→ Written exercise
Sort through the entries below and pull out lines containing the word "spouse".

→ Records for the task
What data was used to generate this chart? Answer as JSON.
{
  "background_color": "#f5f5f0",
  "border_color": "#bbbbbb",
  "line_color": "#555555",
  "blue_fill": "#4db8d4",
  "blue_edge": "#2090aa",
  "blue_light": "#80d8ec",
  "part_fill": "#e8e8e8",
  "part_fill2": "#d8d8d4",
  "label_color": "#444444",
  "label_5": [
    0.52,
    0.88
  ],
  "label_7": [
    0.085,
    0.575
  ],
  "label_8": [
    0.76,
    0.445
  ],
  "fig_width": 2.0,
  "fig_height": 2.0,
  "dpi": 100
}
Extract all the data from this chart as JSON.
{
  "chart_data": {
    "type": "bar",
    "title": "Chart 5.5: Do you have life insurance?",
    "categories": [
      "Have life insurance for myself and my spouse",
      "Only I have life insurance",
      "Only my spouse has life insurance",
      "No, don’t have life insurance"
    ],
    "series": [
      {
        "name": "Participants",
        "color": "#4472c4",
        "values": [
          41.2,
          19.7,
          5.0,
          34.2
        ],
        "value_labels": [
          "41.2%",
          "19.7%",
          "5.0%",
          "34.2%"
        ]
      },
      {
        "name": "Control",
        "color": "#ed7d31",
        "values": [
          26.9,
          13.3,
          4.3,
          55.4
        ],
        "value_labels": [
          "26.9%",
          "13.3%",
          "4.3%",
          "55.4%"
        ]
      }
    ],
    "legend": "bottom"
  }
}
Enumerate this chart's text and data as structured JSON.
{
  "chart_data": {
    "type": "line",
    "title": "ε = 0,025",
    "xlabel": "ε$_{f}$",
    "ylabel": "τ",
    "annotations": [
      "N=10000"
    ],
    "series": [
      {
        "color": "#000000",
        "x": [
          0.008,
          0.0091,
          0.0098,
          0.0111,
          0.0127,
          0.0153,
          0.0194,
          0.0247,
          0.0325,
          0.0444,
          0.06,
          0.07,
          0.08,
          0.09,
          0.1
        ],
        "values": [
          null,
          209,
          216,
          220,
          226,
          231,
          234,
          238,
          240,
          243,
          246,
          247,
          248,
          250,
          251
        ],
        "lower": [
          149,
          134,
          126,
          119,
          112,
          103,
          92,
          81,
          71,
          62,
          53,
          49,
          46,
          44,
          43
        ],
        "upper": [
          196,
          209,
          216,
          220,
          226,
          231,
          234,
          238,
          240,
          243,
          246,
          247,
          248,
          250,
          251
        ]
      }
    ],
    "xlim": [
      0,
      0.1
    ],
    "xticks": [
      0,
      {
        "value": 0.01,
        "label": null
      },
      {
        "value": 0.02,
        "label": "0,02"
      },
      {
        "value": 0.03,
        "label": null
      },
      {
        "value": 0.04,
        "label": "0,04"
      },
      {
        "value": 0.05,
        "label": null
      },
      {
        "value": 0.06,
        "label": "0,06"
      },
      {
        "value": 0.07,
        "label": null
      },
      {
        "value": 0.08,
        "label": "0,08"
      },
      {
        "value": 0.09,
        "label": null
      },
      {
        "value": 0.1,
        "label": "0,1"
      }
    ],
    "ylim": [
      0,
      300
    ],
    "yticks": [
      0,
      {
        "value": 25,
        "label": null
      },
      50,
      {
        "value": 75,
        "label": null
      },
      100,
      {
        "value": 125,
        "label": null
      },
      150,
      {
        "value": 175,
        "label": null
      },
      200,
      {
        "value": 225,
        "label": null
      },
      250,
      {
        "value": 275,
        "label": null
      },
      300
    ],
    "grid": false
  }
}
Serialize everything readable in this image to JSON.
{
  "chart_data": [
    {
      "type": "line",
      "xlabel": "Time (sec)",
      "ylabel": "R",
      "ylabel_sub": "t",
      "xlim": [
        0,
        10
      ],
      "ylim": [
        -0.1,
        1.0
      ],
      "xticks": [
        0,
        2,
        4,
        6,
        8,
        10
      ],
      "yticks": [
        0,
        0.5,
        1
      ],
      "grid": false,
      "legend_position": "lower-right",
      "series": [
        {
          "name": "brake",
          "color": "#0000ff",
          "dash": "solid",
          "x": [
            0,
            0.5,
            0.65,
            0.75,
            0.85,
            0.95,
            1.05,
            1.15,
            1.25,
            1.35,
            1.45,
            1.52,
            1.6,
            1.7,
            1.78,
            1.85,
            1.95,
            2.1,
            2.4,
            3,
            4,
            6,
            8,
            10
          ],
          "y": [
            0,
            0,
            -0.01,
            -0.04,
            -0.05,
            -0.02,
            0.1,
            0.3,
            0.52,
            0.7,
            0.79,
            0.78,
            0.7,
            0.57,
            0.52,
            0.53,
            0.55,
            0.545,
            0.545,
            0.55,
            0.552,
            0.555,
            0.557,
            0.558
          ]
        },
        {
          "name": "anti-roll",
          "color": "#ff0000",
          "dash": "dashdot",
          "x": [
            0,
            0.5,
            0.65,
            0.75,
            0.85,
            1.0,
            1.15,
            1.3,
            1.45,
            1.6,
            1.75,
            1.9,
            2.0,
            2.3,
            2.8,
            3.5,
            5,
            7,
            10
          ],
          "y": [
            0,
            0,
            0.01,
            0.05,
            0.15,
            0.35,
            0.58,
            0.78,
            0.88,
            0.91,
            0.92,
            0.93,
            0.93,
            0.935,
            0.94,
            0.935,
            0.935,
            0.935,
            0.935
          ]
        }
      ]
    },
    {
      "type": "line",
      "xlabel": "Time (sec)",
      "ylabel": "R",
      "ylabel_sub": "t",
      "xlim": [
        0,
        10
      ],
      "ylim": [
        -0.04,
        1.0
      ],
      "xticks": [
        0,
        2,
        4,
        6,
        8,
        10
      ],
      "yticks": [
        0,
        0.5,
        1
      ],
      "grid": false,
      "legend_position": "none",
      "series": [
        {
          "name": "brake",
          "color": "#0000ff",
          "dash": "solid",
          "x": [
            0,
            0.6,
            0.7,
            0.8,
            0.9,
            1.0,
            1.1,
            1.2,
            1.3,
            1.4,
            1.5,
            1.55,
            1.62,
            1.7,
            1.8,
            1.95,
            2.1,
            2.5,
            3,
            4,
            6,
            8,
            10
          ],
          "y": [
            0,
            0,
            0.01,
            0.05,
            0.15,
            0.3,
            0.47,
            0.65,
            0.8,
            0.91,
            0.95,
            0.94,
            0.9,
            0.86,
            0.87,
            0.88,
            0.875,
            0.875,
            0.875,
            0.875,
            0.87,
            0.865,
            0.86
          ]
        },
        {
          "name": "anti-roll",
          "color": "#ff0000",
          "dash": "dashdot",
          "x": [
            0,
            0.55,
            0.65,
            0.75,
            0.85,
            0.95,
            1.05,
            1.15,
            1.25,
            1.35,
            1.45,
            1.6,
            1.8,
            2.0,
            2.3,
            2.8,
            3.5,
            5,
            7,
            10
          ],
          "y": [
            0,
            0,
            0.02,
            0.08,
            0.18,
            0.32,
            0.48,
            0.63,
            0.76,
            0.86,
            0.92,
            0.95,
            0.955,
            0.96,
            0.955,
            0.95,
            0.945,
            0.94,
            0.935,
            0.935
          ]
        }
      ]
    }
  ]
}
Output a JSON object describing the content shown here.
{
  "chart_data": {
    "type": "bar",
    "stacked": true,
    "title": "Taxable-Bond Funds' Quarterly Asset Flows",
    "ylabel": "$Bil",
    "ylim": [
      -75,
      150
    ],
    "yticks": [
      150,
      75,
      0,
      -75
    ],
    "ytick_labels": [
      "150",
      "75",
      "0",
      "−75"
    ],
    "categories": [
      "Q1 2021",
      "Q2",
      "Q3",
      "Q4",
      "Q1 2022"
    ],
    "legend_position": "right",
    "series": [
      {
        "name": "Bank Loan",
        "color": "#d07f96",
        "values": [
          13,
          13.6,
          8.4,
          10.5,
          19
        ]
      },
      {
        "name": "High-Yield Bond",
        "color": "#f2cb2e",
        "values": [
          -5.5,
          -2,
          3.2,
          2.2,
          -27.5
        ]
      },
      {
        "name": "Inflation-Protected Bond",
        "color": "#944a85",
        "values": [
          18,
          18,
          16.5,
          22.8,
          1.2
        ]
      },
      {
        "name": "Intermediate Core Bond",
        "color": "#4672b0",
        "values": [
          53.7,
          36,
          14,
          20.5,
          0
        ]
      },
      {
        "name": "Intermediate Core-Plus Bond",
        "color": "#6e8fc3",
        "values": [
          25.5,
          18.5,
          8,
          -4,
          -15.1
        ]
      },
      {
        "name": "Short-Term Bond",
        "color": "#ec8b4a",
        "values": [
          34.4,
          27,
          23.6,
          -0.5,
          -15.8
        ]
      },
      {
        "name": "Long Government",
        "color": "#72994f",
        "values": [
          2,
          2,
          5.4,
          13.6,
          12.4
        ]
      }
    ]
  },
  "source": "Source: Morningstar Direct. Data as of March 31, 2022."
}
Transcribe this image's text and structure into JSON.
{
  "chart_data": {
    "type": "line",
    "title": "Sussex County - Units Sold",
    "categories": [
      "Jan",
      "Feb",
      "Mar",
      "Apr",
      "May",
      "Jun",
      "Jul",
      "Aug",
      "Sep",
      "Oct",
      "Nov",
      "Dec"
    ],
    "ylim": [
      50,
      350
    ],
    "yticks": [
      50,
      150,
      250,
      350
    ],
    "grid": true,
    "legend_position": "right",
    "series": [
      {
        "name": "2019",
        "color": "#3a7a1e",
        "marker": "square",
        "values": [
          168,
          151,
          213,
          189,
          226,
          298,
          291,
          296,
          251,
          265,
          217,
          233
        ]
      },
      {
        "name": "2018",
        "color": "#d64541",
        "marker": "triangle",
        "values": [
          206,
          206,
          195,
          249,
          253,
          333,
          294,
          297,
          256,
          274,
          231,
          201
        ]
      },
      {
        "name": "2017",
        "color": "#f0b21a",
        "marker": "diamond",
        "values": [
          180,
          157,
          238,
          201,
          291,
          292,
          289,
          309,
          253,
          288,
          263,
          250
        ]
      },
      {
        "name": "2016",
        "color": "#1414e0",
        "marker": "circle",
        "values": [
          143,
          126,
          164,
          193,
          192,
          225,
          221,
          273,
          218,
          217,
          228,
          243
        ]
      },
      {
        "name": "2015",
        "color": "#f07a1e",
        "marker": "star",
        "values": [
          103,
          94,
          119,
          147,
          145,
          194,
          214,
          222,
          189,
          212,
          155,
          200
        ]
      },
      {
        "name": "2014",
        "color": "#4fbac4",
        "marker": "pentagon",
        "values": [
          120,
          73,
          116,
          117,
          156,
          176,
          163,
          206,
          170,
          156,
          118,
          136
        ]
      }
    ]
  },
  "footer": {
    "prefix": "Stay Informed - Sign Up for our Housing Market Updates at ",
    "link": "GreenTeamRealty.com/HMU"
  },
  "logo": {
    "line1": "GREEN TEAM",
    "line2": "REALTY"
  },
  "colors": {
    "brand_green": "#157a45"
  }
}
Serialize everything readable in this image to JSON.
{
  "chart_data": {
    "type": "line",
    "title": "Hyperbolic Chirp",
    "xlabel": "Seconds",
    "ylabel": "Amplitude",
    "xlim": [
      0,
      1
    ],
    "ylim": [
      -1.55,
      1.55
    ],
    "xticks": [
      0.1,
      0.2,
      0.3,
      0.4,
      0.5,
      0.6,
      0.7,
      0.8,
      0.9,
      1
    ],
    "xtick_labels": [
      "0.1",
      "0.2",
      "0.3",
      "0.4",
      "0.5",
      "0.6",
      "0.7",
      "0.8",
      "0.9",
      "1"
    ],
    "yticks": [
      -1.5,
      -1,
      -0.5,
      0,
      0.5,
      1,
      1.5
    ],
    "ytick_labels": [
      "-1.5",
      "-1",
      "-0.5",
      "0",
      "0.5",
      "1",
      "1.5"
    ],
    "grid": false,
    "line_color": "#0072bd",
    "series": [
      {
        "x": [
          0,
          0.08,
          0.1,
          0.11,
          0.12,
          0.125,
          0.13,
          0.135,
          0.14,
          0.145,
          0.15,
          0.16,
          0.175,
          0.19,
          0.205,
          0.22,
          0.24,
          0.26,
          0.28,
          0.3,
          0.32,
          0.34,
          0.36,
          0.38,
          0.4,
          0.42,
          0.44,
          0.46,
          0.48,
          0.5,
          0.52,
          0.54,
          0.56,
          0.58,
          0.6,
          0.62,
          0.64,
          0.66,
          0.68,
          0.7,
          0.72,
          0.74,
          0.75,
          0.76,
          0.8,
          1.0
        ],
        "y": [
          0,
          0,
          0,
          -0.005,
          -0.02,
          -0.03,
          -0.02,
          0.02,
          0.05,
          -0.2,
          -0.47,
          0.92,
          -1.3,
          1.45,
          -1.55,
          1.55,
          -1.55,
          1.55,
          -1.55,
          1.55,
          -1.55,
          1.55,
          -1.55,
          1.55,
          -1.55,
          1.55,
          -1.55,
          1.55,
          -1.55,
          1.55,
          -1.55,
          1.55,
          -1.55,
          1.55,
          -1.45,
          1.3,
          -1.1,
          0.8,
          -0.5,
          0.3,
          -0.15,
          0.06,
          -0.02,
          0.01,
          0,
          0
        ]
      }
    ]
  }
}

→ Task result
      "Have life insurance for myself and my spouse",
      "Only my spouse has life insurance",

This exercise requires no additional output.